[Task instructions]:
State how many lines of the records contain the string "axis", counting a match only when its case is identical. Reply with the number alone.

- - -

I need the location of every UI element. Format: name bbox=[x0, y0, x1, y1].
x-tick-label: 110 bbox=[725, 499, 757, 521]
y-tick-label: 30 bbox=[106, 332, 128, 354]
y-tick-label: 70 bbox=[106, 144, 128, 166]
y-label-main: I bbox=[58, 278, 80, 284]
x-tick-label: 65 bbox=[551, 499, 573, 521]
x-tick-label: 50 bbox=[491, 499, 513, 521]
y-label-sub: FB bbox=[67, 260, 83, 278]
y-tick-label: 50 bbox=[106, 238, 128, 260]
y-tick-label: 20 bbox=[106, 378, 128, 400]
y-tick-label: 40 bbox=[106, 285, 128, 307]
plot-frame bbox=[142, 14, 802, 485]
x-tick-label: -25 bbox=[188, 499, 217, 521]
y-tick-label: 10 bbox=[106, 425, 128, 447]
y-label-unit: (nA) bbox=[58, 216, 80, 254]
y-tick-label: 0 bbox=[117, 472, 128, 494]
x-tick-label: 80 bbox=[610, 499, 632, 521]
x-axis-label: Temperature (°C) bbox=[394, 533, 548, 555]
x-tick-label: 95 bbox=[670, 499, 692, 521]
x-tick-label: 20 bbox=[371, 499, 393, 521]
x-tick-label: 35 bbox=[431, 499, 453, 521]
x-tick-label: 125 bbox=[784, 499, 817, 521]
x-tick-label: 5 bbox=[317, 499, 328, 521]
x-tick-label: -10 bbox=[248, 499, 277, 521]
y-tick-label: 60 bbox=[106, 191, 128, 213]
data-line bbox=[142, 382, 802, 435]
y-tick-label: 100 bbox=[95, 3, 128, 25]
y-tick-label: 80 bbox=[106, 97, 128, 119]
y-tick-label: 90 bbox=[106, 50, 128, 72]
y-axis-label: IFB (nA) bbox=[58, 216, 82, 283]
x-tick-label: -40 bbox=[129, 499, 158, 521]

- - -

[Complete answer]:
2